[WORKING DATA]

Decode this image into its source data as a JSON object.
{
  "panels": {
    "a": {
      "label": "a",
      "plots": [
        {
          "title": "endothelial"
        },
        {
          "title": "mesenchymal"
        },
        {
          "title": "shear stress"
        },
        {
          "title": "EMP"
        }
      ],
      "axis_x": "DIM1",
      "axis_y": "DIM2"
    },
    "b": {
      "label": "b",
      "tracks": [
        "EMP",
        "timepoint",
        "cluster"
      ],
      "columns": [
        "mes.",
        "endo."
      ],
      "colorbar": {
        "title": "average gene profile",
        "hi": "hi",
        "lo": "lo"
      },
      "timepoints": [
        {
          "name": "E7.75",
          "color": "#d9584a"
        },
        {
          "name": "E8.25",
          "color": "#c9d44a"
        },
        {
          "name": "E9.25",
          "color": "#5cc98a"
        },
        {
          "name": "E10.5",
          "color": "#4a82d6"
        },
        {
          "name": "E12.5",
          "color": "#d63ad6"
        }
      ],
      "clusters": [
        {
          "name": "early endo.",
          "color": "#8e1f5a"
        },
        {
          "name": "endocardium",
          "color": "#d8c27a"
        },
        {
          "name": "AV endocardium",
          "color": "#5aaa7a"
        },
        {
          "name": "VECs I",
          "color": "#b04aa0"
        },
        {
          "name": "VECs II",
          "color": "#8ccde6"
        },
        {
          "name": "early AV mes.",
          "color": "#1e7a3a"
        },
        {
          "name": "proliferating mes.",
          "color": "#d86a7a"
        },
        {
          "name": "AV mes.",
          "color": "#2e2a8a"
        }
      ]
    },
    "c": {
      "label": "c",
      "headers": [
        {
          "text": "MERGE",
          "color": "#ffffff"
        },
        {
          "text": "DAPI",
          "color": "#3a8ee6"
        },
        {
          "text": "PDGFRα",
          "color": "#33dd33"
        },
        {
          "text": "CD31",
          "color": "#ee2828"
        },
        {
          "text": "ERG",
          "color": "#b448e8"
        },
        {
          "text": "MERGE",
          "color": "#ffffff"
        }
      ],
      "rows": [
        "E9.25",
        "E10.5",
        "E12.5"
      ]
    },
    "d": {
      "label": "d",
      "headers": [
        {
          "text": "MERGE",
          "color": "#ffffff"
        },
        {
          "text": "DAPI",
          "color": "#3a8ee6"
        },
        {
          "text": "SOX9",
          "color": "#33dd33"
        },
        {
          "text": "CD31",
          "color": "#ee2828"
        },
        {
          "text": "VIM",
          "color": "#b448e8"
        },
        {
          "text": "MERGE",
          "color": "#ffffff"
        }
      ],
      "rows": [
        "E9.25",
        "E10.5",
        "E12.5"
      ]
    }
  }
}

[/WORKING DATA]

Now that the records have been shown, restate each one word for word.

SOLUTION TO THIS EXERCISE
Decode this image into its source data as a JSON object.
{
  "panels": {
    "a": {
      "label": "a",
      "plots": [
        {
          "title": "endothelial"
        },
        {
          "title": "mesenchymal"
        },
        {
          "title": "shear stress"
        },
        {
          "title": "EMP"
        }
      ],
      "axis_x": "DIM1",
      "axis_y": "DIM2"
    },
    "b": {
      "label": "b",
      "tracks": [
        "EMP",
        "timepoint",
        "cluster"
      ],
      "columns": [
        "mes.",
        "endo."
      ],
      "colorbar": {
        "title": "average gene profile",
        "hi": "hi",
        "lo": "lo"
      },
      "timepoints": [
        {
          "name": "E7.75",
          "color": "#d9584a"
        },
        {
          "name": "E8.25",
          "color": "#c9d44a"
        },
        {
          "name": "E9.25",
          "color": "#5cc98a"
        },
        {
          "name": "E10.5",
          "color": "#4a82d6"
        },
        {
          "name": "E12.5",
          "color": "#d63ad6"
        }
      ],
      "clusters": [
        {
          "name": "early endo.",
          "color": "#8e1f5a"
        },
        {
          "name": "endocardium",
          "color": "#d8c27a"
        },
        {
          "name": "AV endocardium",
          "color": "#5aaa7a"
        },
        {
          "name": "VECs I",
          "color": "#b04aa0"
        },
        {
          "name": "VECs II",
          "color": "#8ccde6"
        },
        {
          "name": "early AV mes.",
          "color": "#1e7a3a"
        },
        {
          "name": "proliferating mes.",
          "color": "#d86a7a"
        },
        {
          "name": "AV mes.",
          "color": "#2e2a8a"
        }
      ]
    },
    "c": {
      "label": "c",
      "headers": [
        {
          "text": "MERGE",
          "color": "#ffffff"
        },
        {
          "text": "DAPI",
          "color": "#3a8ee6"
        },
        {
          "text": "PDGFRα",
          "color": "#33dd33"
        },
        {
          "text": "CD31",
          "color": "#ee2828"
        },
        {
          "text": "ERG",
          "color": "#b448e8"
        },
        {
          "text": "MERGE",
          "color": "#ffffff"
        }
      ],
      "rows": [
        "E9.25",
        "E10.5",
        "E12.5"
      ]
    },
    "d": {
      "label": "d",
      "headers": [
        {
          "text": "MERGE",
          "color": "#ffffff"
        },
        {
          "text": "DAPI",
          "color": "#3a8ee6"
        },
        {
          "text": "SOX9",
          "color": "#33dd33"
        },
        {
          "text": "CD31",
          "color": "#ee2828"
        },
        {
          "text": "VIM",
          "color": "#b448e8"
        },
        {
          "text": "MERGE",
          "color": "#ffffff"
        }
      ],
      "rows": [
        "E9.25",
        "E10.5",
        "E12.5"
      ]
    }
  }
}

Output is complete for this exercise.